== Given information ==
►

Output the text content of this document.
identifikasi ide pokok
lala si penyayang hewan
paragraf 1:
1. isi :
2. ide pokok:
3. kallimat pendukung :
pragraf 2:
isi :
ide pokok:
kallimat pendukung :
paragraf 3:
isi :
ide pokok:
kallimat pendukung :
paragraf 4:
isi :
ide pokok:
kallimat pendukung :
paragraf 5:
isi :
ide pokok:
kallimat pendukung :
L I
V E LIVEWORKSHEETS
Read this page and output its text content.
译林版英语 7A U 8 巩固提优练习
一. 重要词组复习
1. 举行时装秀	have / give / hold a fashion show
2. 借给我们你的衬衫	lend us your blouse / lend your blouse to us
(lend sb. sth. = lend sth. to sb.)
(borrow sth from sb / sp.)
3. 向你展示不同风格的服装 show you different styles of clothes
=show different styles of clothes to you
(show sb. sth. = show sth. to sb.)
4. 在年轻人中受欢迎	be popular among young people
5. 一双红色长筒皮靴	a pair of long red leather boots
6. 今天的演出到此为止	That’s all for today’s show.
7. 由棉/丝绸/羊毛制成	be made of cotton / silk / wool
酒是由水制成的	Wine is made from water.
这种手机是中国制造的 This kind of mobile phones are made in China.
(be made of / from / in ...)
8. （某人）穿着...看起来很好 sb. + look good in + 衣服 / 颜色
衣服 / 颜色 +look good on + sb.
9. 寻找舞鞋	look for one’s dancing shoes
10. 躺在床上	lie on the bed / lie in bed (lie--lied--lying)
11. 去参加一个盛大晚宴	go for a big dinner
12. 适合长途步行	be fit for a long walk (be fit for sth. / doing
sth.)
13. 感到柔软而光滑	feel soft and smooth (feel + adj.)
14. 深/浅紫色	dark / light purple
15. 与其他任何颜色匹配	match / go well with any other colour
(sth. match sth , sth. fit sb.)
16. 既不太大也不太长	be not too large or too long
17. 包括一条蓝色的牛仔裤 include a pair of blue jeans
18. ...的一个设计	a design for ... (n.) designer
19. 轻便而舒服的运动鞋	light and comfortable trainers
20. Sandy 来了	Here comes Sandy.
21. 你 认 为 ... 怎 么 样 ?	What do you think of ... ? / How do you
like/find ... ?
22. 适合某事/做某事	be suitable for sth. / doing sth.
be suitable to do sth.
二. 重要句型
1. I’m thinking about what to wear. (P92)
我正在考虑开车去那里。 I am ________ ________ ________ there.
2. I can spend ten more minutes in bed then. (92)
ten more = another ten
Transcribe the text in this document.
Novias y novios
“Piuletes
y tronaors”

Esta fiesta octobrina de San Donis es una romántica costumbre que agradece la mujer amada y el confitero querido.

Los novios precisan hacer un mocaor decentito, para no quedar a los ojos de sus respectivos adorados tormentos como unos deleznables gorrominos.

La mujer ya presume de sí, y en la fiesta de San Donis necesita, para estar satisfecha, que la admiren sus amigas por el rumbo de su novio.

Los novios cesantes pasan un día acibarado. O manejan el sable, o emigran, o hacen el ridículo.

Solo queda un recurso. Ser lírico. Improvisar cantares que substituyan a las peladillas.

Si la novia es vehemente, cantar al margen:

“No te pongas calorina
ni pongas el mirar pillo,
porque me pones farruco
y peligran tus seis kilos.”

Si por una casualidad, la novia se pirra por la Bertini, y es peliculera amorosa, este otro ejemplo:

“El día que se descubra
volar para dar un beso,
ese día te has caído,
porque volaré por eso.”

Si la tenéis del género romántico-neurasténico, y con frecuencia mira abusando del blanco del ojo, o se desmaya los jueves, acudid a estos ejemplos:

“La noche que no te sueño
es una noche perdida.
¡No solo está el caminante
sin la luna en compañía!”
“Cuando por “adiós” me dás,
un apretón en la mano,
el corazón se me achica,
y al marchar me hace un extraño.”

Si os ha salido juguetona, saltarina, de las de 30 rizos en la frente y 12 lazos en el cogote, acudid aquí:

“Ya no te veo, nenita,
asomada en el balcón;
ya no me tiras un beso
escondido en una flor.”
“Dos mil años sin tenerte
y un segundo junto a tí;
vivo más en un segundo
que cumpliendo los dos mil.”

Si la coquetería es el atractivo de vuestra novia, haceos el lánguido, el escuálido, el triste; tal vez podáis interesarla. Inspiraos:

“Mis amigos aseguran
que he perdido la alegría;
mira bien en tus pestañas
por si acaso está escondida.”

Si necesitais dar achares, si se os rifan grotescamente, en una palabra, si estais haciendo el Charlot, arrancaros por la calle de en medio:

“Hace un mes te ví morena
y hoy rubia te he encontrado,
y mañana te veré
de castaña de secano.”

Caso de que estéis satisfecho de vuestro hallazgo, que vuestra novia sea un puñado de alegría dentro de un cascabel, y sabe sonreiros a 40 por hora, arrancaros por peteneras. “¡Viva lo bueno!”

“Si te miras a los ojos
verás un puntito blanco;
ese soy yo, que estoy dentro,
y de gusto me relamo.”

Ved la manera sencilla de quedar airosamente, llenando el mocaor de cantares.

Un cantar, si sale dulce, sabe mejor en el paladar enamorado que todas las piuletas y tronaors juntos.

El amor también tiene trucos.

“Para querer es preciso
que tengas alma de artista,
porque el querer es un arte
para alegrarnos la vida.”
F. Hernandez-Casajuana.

◄

== What is being asked ==
Please set down each line of the records exactly as given.

== Reply ==
Output the text content of this document.
identifikasi ide pokok
lala si penyayang hewan
paragraf 1:
1. isi :
2. ide pokok:
3. kallimat pendukung :
pragraf 2:
isi :
ide pokok:
kallimat pendukung :
paragraf 3:
isi :
ide pokok:
kallimat pendukung :
paragraf 4:
isi :
ide pokok:
kallimat pendukung :
paragraf 5:
isi :
ide pokok:
kallimat pendukung :
L I
V E LIVEWORKSHEETS
Read this page and output its text content.
译林版英语 7A U 8 巩固提优练习
一. 重要词组复习
1. 举行时装秀	have / give / hold a fashion show
2. 借给我们你的衬衫	lend us your blouse / lend your blouse to us
(lend sb. sth. = lend sth. to sb.)
(borrow sth from sb / sp.)
3. 向你展示不同风格的服装 show you different styles of clothes
=show different styles of clothes to you
(show sb. sth. = show sth. to sb.)
4. 在年轻人中受欢迎	be popular among young people
5. 一双红色长筒皮靴	a pair of long red leather boots
6. 今天的演出到此为止	That’s all for today’s show.
7. 由棉/丝绸/羊毛制成	be made of cotton / silk / wool
酒是由水制成的	Wine is made from water.
这种手机是中国制造的 This kind of mobile phones are made in China.
(be made of / from / in ...)
8. （某人）穿着...看起来很好 sb. + look good in + 衣服 / 颜色
衣服 / 颜色 +look good on + sb.
9. 寻找舞鞋	look for one’s dancing shoes
10. 躺在床上	lie on the bed / lie in bed (lie--lied--lying)
11. 去参加一个盛大晚宴	go for a big dinner
12. 适合长途步行	be fit for a long walk (be fit for sth. / doing
sth.)
13. 感到柔软而光滑	feel soft and smooth (feel + adj.)
14. 深/浅紫色	dark / light purple
15. 与其他任何颜色匹配	match / go well with any other colour
(sth. match sth , sth. fit sb.)
16. 既不太大也不太长	be not too large or too long
17. 包括一条蓝色的牛仔裤 include a pair of blue jeans
18. ...的一个设计	a design for ... (n.) designer
19. 轻便而舒服的运动鞋	light and comfortable trainers
20. Sandy 来了	Here comes Sandy.
21. 你 认 为 ... 怎 么 样 ?	What do you think of ... ? / How do you
like/find ... ?
22. 适合某事/做某事	be suitable for sth. / doing sth.
be suitable to do sth.
二. 重要句型
1. I’m thinking about what to wear. (P92)
我正在考虑开车去那里。 I am ________ ________ ________ there.
2. I can spend ten more minutes in bed then. (92)
ten more = another ten
Transcribe the text in this document.
Novias y novios
“Piuletes
y tronaors”

Esta fiesta octobrina de San Donis es una romántica costumbre que agradece la mujer amada y el confitero querido.

Los novios precisan hacer un mocaor decentito, para no quedar a los ojos de sus respectivos adorados tormentos como unos deleznables gorrominos.

La mujer ya presume de sí, y en la fiesta de San Donis necesita, para estar satisfecha, que la admiren sus amigas por el rumbo de su novio.

Los novios cesantes pasan un día acibarado. O manejan el sable, o emigran, o hacen el ridículo.

Solo queda un recurso. Ser lírico. Improvisar cantares que substituyan a las peladillas.

Si la novia es vehemente, cantar al margen:

“No te pongas calorina
ni pongas el mirar pillo,
porque me pones farruco
y peligran tus seis kilos.”

Si por una casualidad, la novia se pirra por la Bertini, y es peliculera amorosa, este otro ejemplo:

“El día que se descubra
volar para dar un beso,
ese día te has caído,
porque volaré por eso.”

Si la tenéis del género romántico-neurasténico, y con frecuencia mira abusando del blanco del ojo, o se desmaya los jueves, acudid a estos ejemplos:

“La noche que no te sueño
es una noche perdida.
¡No solo está el caminante
sin la luna en compañía!”
“Cuando por “adiós” me dás,
un apretón en la mano,
el corazón se me achica,
y al marchar me hace un extraño.”

Si os ha salido juguetona, saltarina, de las de 30 rizos en la frente y 12 lazos en el cogote, acudid aquí:

“Ya no te veo, nenita,
asomada en el balcón;
ya no me tiras un beso
escondido en una flor.”
“Dos mil años sin tenerte
y un segundo junto a tí;
vivo más en un segundo
que cumpliendo los dos mil.”

Si la coquetería es el atractivo de vuestra novia, haceos el lánguido, el escuálido, el triste; tal vez podáis interesarla. Inspiraos:

“Mis amigos aseguran
que he perdido la alegría;
mira bien en tus pestañas
por si acaso está escondida.”

Si necesitais dar achares, si se os rifan grotescamente, en una palabra, si estais haciendo el Charlot, arrancaros por la calle de en medio:

“Hace un mes te ví morena
y hoy rubia te he encontrado,
y mañana te veré
de castaña de secano.”

Caso de que estéis satisfecho de vuestro hallazgo, que vuestra novia sea un puñado de alegría dentro de un cascabel, y sabe sonreiros a 40 por hora, arrancaros por peteneras. “¡Viva lo bueno!”

“Si te miras a los ojos
verás un puntito blanco;
ese soy yo, que estoy dentro,
y de gusto me relamo.”

Ved la manera sencilla de quedar airosamente, llenando el mocaor de cantares.

Un cantar, si sale dulce, sabe mejor en el paladar enamorado que todas las piuletas y tronaors juntos.

El amor también tiene trucos.

“Para querer es preciso
que tengas alma de artista,
porque el querer es un arte
para alegrarnos la vida.”
F. Hernandez-Casajuana.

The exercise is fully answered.